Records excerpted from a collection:
_ _ _ _
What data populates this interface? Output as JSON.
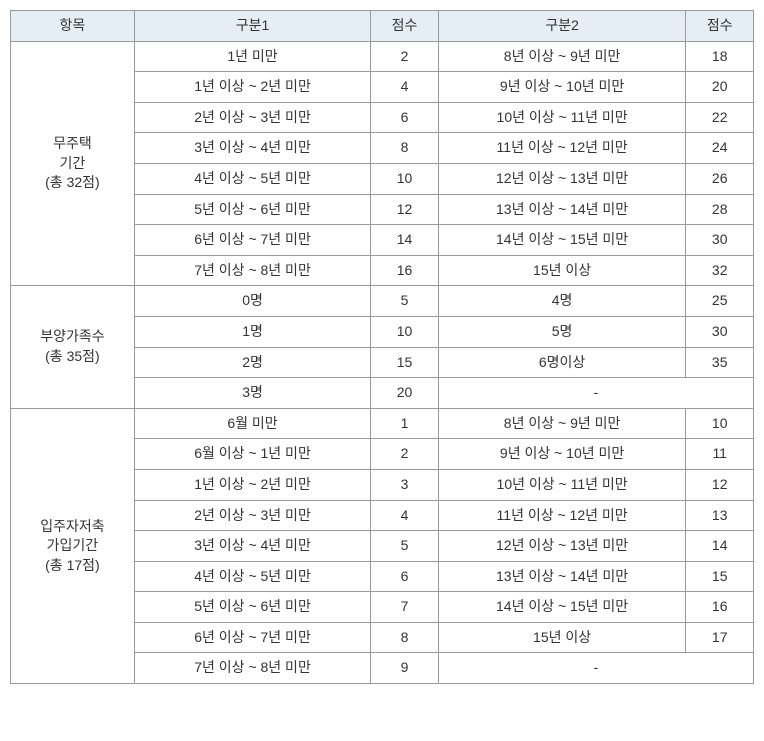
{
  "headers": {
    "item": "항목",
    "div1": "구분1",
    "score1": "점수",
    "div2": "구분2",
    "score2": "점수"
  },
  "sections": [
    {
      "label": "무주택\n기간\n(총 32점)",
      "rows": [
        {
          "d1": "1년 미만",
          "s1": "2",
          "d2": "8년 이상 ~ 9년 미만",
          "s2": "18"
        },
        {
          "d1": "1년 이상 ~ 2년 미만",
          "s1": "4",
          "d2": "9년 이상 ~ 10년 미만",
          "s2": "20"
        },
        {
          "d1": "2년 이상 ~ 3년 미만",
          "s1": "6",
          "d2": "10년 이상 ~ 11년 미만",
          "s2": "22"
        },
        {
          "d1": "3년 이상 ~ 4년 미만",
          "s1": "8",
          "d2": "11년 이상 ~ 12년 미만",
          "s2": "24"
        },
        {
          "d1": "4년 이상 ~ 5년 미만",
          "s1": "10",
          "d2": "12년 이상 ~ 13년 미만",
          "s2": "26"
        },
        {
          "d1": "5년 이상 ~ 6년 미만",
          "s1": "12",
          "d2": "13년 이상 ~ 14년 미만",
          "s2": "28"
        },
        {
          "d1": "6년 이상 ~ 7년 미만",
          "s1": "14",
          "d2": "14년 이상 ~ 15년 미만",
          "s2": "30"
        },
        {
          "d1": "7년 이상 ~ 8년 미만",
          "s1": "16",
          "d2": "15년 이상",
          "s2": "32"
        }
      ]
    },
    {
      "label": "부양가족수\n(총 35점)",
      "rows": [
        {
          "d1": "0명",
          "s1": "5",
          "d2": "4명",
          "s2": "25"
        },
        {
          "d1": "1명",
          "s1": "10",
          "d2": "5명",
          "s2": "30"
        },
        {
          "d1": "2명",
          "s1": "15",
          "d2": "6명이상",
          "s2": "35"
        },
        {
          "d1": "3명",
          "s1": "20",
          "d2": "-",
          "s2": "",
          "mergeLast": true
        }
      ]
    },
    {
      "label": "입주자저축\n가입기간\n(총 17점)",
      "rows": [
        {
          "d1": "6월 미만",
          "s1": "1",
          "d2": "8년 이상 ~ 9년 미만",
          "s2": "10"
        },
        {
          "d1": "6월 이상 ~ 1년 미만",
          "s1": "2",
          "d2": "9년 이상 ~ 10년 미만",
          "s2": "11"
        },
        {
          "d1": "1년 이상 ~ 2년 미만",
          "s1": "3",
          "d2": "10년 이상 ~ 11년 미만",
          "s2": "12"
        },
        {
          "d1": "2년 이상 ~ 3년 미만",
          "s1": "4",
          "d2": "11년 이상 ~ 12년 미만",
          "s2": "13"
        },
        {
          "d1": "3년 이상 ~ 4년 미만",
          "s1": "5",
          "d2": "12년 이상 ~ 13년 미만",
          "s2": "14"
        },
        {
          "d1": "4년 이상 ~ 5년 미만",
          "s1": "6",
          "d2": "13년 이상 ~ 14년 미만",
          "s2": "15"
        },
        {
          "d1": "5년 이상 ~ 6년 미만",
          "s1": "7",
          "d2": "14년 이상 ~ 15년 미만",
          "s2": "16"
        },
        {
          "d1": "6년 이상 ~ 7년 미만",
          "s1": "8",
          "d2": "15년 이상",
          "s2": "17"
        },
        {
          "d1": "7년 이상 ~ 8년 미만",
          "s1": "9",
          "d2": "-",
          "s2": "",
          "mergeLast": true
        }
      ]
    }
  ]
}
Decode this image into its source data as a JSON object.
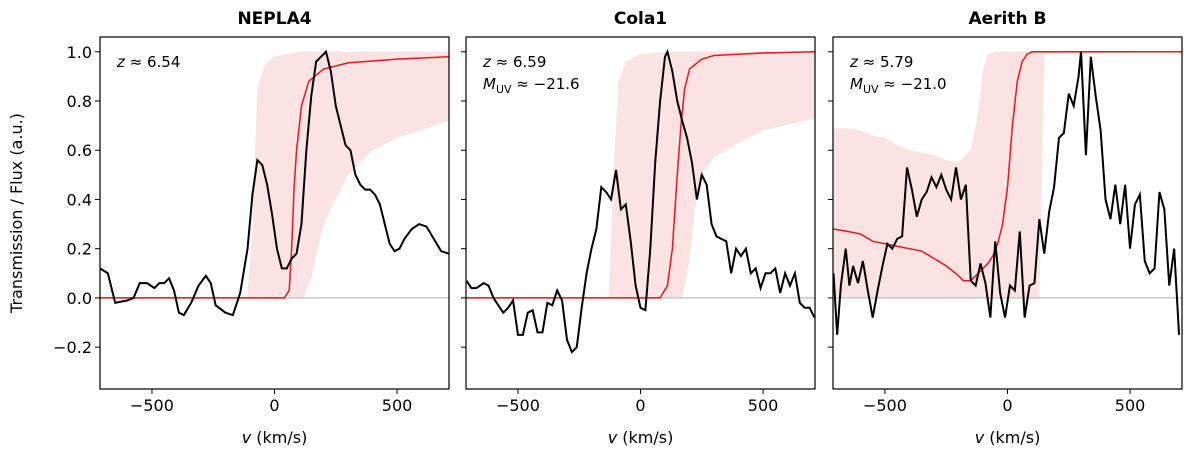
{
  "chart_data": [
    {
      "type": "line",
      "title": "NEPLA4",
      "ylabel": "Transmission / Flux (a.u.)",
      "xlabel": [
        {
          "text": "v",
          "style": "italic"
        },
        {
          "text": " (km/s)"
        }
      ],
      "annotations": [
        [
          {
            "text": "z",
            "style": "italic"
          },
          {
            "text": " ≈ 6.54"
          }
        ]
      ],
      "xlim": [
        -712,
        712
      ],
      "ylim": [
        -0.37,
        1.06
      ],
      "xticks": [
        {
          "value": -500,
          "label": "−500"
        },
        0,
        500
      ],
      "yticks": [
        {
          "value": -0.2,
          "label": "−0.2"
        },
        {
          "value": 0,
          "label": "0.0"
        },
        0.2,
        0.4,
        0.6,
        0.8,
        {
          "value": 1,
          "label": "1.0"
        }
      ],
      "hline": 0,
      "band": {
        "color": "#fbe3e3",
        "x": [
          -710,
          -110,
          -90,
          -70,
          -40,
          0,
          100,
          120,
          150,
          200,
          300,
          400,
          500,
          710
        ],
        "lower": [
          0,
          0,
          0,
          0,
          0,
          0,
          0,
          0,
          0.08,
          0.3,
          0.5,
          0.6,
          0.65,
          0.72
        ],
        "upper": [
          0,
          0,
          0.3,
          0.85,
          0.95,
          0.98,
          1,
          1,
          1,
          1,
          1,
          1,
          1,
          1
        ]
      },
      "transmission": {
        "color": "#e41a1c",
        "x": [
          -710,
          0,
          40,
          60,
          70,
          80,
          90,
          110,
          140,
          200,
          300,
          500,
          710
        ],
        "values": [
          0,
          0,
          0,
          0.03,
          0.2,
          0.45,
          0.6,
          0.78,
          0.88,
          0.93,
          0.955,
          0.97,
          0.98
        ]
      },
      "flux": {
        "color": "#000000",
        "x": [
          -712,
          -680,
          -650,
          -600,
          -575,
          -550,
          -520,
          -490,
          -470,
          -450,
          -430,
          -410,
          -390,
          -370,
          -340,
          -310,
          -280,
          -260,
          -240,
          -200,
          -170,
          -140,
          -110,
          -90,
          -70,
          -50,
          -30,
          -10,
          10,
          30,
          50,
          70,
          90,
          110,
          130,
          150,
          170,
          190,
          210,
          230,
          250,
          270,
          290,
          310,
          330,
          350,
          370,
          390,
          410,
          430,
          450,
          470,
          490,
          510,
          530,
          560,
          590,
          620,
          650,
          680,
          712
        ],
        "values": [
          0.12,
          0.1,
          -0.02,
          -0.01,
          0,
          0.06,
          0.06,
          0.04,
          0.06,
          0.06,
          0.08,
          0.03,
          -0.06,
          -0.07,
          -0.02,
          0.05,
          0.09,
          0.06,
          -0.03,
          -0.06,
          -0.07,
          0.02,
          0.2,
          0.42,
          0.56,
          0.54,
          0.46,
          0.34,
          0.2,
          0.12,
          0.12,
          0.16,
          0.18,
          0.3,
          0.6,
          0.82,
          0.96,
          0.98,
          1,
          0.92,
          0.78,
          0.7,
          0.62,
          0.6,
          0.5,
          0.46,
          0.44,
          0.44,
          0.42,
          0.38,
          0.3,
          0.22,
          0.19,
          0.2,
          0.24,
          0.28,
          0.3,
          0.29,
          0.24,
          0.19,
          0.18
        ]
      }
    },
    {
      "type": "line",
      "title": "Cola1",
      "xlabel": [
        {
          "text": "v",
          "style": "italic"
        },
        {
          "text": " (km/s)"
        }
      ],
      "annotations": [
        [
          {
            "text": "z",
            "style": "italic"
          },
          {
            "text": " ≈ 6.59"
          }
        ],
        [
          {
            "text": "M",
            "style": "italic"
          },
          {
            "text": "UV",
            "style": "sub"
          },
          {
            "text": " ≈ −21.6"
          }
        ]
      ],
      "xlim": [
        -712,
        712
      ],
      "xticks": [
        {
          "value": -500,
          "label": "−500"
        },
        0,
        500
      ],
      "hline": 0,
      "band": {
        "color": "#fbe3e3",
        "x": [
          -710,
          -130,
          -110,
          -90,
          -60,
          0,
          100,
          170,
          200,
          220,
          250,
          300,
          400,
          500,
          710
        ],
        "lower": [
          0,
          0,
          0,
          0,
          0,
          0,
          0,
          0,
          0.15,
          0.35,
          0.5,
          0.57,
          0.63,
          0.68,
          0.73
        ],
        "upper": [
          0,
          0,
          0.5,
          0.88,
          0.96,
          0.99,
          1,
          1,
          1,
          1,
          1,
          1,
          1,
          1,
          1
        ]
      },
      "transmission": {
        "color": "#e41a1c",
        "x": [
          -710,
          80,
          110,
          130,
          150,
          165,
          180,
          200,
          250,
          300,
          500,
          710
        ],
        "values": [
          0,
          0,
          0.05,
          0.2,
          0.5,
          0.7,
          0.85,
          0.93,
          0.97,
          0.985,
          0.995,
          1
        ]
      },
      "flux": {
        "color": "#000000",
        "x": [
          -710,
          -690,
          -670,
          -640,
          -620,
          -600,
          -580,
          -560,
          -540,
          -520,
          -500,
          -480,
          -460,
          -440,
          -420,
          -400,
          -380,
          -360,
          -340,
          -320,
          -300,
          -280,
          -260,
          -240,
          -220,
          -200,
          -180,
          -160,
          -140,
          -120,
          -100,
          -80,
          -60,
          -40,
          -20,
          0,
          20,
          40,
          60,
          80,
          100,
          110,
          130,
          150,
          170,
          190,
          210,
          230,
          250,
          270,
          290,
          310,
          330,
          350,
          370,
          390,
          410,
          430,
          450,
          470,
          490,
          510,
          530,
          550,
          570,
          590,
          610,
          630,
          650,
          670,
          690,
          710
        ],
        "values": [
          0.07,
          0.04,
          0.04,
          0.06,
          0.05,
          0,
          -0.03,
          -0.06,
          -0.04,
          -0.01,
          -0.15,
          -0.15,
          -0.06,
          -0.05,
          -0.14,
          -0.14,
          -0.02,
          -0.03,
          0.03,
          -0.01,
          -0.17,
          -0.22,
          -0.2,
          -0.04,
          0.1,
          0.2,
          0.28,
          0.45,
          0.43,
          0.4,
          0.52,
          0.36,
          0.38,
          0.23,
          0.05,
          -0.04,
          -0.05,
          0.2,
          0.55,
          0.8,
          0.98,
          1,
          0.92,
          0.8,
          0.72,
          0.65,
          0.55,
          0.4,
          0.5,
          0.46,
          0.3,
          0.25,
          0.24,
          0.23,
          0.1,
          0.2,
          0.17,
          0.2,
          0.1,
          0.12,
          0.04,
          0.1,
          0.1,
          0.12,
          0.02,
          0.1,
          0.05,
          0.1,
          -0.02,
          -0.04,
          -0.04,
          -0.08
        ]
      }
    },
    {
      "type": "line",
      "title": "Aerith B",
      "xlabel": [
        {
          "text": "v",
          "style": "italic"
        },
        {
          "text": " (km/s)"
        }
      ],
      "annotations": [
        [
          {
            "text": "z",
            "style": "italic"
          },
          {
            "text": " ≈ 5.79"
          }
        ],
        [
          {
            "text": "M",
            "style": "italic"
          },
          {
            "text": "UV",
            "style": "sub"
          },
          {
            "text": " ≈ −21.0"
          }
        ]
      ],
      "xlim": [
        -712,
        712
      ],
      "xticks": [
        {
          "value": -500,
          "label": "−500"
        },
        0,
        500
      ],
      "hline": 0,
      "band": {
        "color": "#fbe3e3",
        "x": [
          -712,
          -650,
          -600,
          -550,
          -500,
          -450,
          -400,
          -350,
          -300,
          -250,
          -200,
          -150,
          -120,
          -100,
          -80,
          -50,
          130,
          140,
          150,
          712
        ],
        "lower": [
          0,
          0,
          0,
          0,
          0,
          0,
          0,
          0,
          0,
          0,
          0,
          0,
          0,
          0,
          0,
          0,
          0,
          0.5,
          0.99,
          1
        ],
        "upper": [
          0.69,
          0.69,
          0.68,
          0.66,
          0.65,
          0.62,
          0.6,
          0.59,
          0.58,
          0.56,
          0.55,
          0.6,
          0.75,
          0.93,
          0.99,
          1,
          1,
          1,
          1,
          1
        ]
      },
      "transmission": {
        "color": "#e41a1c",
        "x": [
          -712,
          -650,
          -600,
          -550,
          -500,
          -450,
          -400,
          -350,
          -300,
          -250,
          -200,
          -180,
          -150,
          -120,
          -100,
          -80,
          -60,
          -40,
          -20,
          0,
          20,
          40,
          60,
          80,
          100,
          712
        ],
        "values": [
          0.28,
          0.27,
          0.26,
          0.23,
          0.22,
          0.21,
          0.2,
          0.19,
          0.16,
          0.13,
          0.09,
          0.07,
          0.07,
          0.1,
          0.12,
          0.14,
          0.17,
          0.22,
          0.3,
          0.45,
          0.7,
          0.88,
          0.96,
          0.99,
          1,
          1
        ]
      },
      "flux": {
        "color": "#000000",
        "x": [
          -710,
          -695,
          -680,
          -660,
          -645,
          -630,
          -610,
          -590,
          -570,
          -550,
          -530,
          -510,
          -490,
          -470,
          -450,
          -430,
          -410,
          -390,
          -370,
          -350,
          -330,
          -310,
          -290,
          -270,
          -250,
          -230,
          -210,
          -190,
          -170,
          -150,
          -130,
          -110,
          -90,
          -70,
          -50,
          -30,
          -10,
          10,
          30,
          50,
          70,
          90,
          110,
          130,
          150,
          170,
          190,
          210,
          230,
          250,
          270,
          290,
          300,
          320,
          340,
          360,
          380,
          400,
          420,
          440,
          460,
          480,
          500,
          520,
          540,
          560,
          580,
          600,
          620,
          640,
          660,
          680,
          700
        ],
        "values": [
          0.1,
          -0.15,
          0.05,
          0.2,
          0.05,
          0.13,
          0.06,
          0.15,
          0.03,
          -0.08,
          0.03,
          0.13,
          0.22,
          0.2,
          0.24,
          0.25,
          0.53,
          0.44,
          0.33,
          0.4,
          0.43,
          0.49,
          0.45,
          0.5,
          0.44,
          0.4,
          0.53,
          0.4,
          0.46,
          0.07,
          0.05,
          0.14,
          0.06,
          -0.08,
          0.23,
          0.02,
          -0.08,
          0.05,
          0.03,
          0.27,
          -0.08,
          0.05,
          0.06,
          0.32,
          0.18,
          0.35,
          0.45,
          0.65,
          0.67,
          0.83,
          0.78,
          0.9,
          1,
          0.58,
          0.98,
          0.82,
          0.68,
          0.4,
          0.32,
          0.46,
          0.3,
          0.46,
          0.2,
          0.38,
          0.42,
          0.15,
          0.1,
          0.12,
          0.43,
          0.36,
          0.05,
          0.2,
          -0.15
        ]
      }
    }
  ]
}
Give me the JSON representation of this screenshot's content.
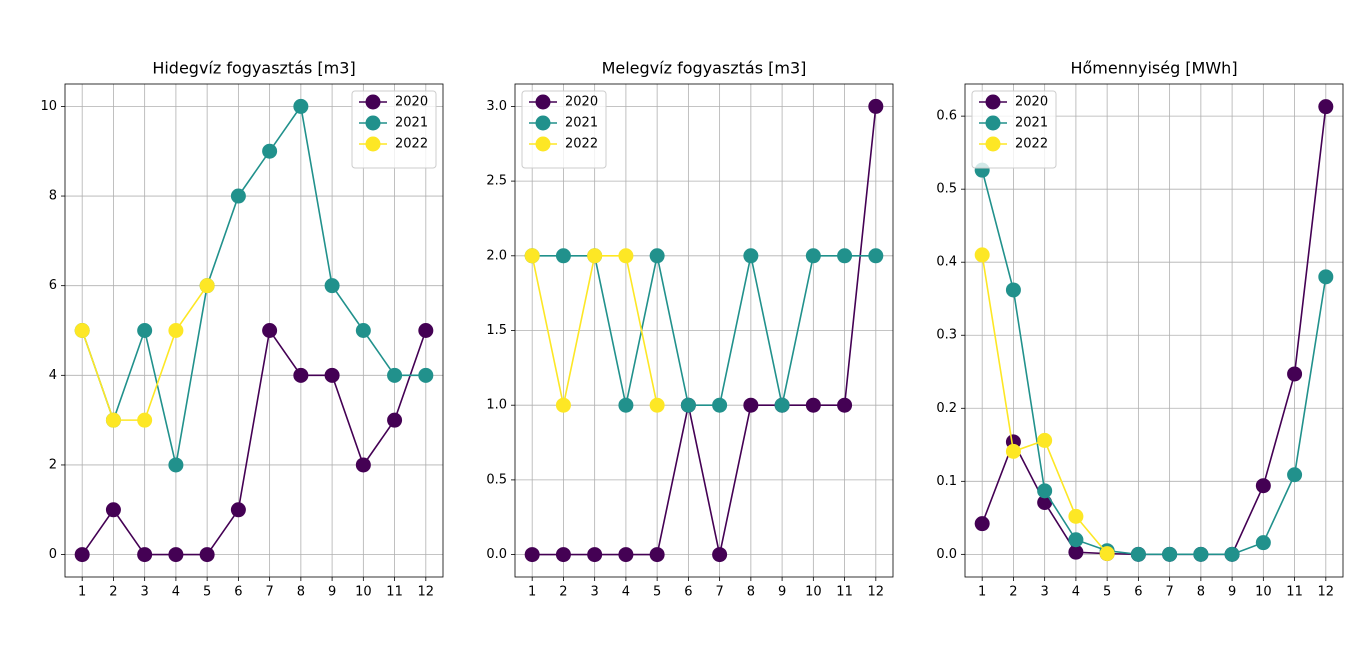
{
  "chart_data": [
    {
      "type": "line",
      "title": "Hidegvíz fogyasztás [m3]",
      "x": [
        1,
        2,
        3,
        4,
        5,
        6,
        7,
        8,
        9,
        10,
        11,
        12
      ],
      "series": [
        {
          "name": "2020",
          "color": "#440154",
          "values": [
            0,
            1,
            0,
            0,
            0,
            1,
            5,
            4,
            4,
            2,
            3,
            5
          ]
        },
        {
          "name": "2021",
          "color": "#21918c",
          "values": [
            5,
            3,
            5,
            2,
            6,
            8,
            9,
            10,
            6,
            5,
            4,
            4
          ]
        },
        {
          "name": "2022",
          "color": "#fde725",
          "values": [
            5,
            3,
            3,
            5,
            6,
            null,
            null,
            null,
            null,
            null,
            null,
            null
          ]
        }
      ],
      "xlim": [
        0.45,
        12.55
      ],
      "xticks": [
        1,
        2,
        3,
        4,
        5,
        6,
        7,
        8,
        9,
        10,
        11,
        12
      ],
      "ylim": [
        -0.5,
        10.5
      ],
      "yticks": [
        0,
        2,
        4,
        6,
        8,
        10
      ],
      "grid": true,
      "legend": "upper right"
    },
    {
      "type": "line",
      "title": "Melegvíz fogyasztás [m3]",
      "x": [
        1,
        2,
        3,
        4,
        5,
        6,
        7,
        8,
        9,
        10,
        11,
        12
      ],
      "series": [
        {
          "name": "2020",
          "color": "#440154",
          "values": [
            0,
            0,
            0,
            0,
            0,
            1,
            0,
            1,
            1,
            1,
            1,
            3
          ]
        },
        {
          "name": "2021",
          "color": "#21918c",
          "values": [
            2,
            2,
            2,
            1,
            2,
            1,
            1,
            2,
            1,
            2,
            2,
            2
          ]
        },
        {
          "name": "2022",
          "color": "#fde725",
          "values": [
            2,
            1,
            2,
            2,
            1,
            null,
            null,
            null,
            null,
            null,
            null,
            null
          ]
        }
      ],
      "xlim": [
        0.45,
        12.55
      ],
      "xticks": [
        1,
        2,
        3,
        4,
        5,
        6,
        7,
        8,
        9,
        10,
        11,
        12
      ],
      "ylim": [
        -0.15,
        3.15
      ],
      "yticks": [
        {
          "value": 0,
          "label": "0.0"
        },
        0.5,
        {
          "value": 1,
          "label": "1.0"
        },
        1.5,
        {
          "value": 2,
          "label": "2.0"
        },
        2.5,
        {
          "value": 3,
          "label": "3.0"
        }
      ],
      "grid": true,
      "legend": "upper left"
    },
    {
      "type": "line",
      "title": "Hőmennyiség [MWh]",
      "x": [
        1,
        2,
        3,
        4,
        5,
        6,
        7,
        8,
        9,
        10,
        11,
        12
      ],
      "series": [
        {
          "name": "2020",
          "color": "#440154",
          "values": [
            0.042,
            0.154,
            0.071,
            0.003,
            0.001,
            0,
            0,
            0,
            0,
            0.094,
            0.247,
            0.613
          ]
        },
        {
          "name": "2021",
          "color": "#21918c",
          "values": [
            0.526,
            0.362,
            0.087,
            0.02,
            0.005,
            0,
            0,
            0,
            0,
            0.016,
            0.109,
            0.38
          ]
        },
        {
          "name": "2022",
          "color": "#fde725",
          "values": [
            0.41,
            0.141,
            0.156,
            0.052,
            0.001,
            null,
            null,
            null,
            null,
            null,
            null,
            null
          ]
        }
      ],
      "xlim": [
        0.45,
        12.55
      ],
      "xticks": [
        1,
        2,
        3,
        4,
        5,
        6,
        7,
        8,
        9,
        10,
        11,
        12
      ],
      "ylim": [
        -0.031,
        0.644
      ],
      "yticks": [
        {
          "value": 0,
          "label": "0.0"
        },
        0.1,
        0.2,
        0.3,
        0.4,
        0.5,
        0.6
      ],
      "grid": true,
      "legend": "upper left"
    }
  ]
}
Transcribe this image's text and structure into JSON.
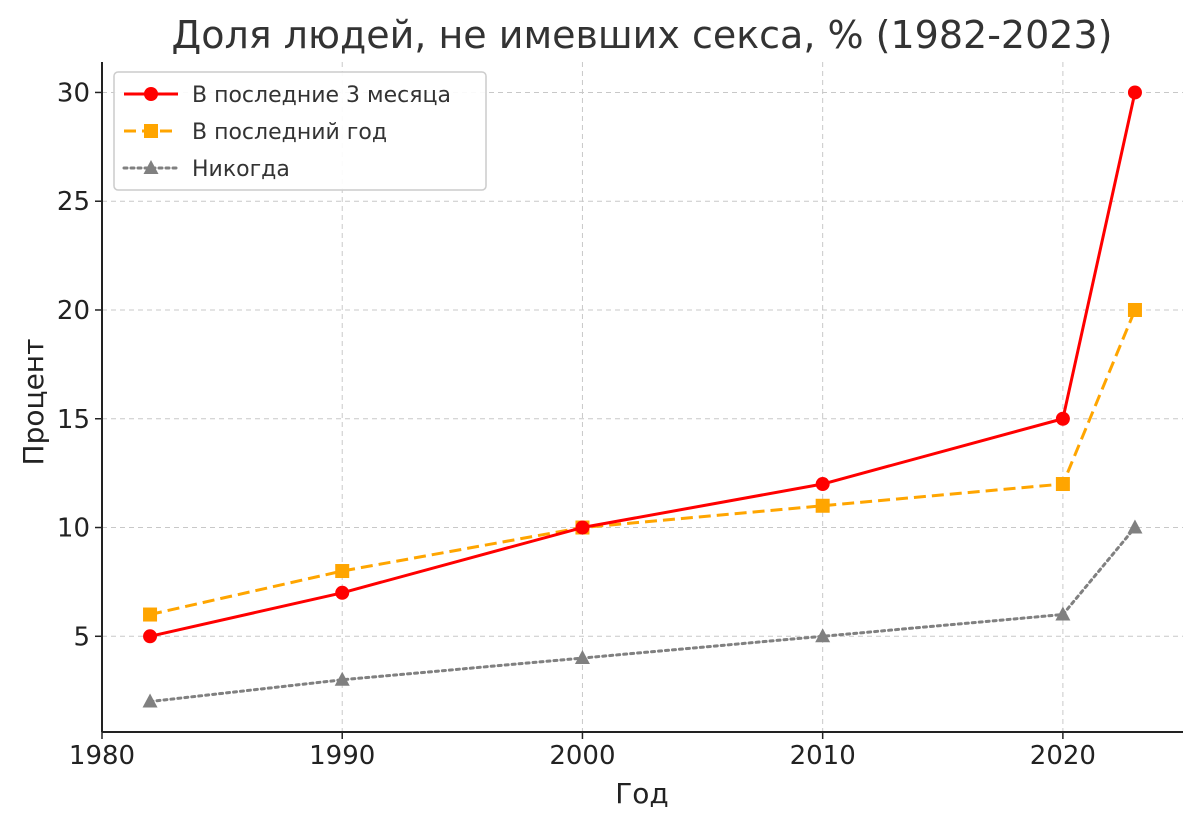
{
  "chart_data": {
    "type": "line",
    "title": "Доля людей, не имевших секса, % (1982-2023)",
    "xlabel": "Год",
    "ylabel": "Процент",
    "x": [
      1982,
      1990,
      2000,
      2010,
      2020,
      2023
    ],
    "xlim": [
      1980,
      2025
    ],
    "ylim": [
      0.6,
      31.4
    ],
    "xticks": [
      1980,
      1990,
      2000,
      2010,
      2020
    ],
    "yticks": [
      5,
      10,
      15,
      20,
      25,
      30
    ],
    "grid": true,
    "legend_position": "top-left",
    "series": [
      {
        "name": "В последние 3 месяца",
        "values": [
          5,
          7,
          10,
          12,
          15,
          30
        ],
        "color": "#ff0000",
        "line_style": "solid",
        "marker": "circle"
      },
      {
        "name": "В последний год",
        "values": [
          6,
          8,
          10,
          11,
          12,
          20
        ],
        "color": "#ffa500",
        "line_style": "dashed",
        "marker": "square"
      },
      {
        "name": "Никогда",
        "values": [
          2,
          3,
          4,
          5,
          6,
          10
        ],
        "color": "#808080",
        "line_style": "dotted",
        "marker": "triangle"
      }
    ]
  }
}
_ _ _ _
WHAT YOU SHOULD DO | Point out every line holding the string "ylabel" and copy it.

OUTPUT OF THE EXERCISE |
      "ylabel": "Transmission / Flux (a.u.)",
    "ylabel": "Процент",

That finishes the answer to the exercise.